** begin Data to process **

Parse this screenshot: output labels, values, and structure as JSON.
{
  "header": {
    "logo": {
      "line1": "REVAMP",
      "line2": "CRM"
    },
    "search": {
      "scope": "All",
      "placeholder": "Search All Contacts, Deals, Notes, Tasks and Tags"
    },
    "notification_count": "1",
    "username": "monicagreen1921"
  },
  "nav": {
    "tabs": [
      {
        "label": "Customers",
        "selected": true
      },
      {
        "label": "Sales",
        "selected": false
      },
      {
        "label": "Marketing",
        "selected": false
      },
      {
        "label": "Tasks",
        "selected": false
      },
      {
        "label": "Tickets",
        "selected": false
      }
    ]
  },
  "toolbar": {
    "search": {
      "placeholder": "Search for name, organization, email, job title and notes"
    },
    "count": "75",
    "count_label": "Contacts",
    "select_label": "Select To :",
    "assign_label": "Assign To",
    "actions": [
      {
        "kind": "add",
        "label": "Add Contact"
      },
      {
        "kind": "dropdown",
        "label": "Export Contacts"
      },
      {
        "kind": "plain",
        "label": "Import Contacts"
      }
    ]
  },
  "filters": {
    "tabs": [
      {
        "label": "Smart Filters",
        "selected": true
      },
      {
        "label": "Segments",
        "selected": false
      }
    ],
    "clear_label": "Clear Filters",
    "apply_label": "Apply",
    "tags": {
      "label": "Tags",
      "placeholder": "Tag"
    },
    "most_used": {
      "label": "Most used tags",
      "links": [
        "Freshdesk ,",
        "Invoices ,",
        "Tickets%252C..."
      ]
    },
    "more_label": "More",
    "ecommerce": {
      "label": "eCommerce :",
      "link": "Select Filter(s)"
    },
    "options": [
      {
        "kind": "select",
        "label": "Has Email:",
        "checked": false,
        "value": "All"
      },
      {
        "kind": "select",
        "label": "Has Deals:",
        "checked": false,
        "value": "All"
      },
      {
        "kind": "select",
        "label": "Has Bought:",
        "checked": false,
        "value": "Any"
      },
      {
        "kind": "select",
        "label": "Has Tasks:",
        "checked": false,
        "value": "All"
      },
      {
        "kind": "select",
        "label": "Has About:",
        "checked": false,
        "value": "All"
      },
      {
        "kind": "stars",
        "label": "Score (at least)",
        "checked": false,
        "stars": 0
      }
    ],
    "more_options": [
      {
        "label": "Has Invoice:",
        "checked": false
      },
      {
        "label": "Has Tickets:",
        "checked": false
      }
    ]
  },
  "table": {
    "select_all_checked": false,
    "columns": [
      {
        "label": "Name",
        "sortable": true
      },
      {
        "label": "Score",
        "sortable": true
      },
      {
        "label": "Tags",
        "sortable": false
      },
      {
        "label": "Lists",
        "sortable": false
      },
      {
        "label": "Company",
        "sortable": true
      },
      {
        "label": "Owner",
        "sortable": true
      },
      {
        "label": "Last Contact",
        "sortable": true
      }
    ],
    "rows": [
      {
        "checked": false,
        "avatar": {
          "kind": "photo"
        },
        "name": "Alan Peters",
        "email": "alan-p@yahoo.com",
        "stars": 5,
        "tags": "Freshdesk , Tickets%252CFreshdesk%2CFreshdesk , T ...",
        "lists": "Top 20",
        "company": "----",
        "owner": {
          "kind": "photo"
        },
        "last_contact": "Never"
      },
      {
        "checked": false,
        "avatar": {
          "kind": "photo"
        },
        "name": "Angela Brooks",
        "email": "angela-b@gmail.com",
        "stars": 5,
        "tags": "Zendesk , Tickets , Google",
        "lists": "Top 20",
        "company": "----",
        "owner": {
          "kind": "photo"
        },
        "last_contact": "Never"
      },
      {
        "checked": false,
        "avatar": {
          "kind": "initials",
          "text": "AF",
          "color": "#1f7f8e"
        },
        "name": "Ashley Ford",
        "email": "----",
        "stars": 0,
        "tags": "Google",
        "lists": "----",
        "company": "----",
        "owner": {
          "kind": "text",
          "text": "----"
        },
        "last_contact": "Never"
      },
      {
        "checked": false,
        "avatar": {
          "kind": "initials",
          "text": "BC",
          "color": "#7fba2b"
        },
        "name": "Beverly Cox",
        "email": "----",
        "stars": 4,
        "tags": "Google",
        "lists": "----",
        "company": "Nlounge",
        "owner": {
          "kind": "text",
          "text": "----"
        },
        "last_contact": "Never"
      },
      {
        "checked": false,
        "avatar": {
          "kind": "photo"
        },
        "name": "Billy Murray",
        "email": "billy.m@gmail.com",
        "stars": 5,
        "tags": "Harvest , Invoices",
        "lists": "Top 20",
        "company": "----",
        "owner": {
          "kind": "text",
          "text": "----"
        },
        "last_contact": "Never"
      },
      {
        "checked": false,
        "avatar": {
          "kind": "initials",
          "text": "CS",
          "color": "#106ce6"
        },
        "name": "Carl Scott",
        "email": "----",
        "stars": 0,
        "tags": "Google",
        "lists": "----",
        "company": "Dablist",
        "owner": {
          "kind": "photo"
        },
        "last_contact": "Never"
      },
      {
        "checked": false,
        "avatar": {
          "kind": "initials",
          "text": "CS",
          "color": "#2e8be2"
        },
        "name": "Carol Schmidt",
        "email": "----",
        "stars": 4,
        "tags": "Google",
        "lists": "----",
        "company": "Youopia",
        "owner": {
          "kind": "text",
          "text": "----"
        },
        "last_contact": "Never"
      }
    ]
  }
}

** end Data to process **

*The request*: Take the material above and return all of it exactly.

*Written solution*:
Parse this screenshot: output labels, values, and structure as JSON.
{
  "header": {
    "logo": {
      "line1": "REVAMP",
      "line2": "CRM"
    },
    "search": {
      "scope": "All",
      "placeholder": "Search All Contacts, Deals, Notes, Tasks and Tags"
    },
    "notification_count": "1",
    "username": "monicagreen1921"
  },
  "nav": {
    "tabs": [
      {
        "label": "Customers",
        "selected": true
      },
      {
        "label": "Sales",
        "selected": false
      },
      {
        "label": "Marketing",
        "selected": false
      },
      {
        "label": "Tasks",
        "selected": false
      },
      {
        "label": "Tickets",
        "selected": false
      }
    ]
  },
  "toolbar": {
    "search": {
      "placeholder": "Search for name, organization, email, job title and notes"
    },
    "count": "75",
    "count_label": "Contacts",
    "select_label": "Select To :",
    "assign_label": "Assign To",
    "actions": [
      {
        "kind": "add",
        "label": "Add Contact"
      },
      {
        "kind": "dropdown",
        "label": "Export Contacts"
      },
      {
        "kind": "plain",
        "label": "Import Contacts"
      }
    ]
  },
  "filters": {
    "tabs": [
      {
        "label": "Smart Filters",
        "selected": true
      },
      {
        "label": "Segments",
        "selected": false
      }
    ],
    "clear_label": "Clear Filters",
    "apply_label": "Apply",
    "tags": {
      "label": "Tags",
      "placeholder": "Tag"
    },
    "most_used": {
      "label": "Most used tags",
      "links": [
        "Freshdesk ,",
        "Invoices ,",
        "Tickets%252C..."
      ]
    },
    "more_label": "More",
    "ecommerce": {
      "label": "eCommerce :",
      "link": "Select Filter(s)"
    },
    "options": [
      {
        "kind": "select",
        "label": "Has Email:",
        "checked": false,
        "value": "All"
      },
      {
        "kind": "select",
        "label": "Has Deals:",
        "checked": false,
        "value": "All"
      },
      {
        "kind": "select",
        "label": "Has Bought:",
        "checked": false,
        "value": "Any"
      },
      {
        "kind": "select",
        "label": "Has Tasks:",
        "checked": false,
        "value": "All"
      },
      {
        "kind": "select",
        "label": "Has About:",
        "checked": false,
        "value": "All"
      },
      {
        "kind": "stars",
        "label": "Score (at least)",
        "checked": false,
        "stars": 0
      }
    ],
    "more_options": [
      {
        "label": "Has Invoice:",
        "checked": false
      },
      {
        "label": "Has Tickets:",
        "checked": false
      }
    ]
  },
  "table": {
    "select_all_checked": false,
    "columns": [
      {
        "label": "Name",
        "sortable": true
      },
      {
        "label": "Score",
        "sortable": true
      },
      {
        "label": "Tags",
        "sortable": false
      },
      {
        "label": "Lists",
        "sortable": false
      },
      {
        "label": "Company",
        "sortable": true
      },
      {
        "label": "Owner",
        "sortable": true
      },
      {
        "label": "Last Contact",
        "sortable": true
      }
    ],
    "rows": [
      {
        "checked": false,
        "avatar": {
          "kind": "photo"
        },
        "name": "Alan Peters",
        "email": "alan-p@yahoo.com",
        "stars": 5,
        "tags": "Freshdesk , Tickets%252CFreshdesk%2CFreshdesk , T ...",
        "lists": "Top 20",
        "company": "----",
        "owner": {
          "kind": "photo"
        },
        "last_contact": "Never"
      },
      {
        "checked": false,
        "avatar": {
          "kind": "photo"
        },
        "name": "Angela Brooks",
        "email": "angela-b@gmail.com",
        "stars": 5,
        "tags": "Zendesk , Tickets , Google",
        "lists": "Top 20",
        "company": "----",
        "owner": {
          "kind": "photo"
        },
        "last_contact": "Never"
      },
      {
        "checked": false,
        "avatar": {
          "kind": "initials",
          "text": "AF",
          "color": "#1f7f8e"
        },
        "name": "Ashley Ford",
        "email": "----",
        "stars": 0,
        "tags": "Google",
        "lists": "----",
        "company": "----",
        "owner": {
          "kind": "text",
          "text": "----"
        },
        "last_contact": "Never"
      },
      {
        "checked": false,
        "avatar": {
          "kind": "initials",
          "text": "BC",
          "color": "#7fba2b"
        },
        "name": "Beverly Cox",
        "email": "----",
        "stars": 4,
        "tags": "Google",
        "lists": "----",
        "company": "Nlounge",
        "owner": {
          "kind": "text",
          "text": "----"
        },
        "last_contact": "Never"
      },
      {
        "checked": false,
        "avatar": {
          "kind": "photo"
        },
        "name": "Billy Murray",
        "email": "billy.m@gmail.com",
        "stars": 5,
        "tags": "Harvest , Invoices",
        "lists": "Top 20",
        "company": "----",
        "owner": {
          "kind": "text",
          "text": "----"
        },
        "last_contact": "Never"
      },
      {
        "checked": false,
        "avatar": {
          "kind": "initials",
          "text": "CS",
          "color": "#106ce6"
        },
        "name": "Carl Scott",
        "email": "----",
        "stars": 0,
        "tags": "Google",
        "lists": "----",
        "company": "Dablist",
        "owner": {
          "kind": "photo"
        },
        "last_contact": "Never"
      },
      {
        "checked": false,
        "avatar": {
          "kind": "initials",
          "text": "CS",
          "color": "#2e8be2"
        },
        "name": "Carol Schmidt",
        "email": "----",
        "stars": 4,
        "tags": "Google",
        "lists": "----",
        "company": "Youopia",
        "owner": {
          "kind": "text",
          "text": "----"
        },
        "last_contact": "Never"
      }
    ]
  }
}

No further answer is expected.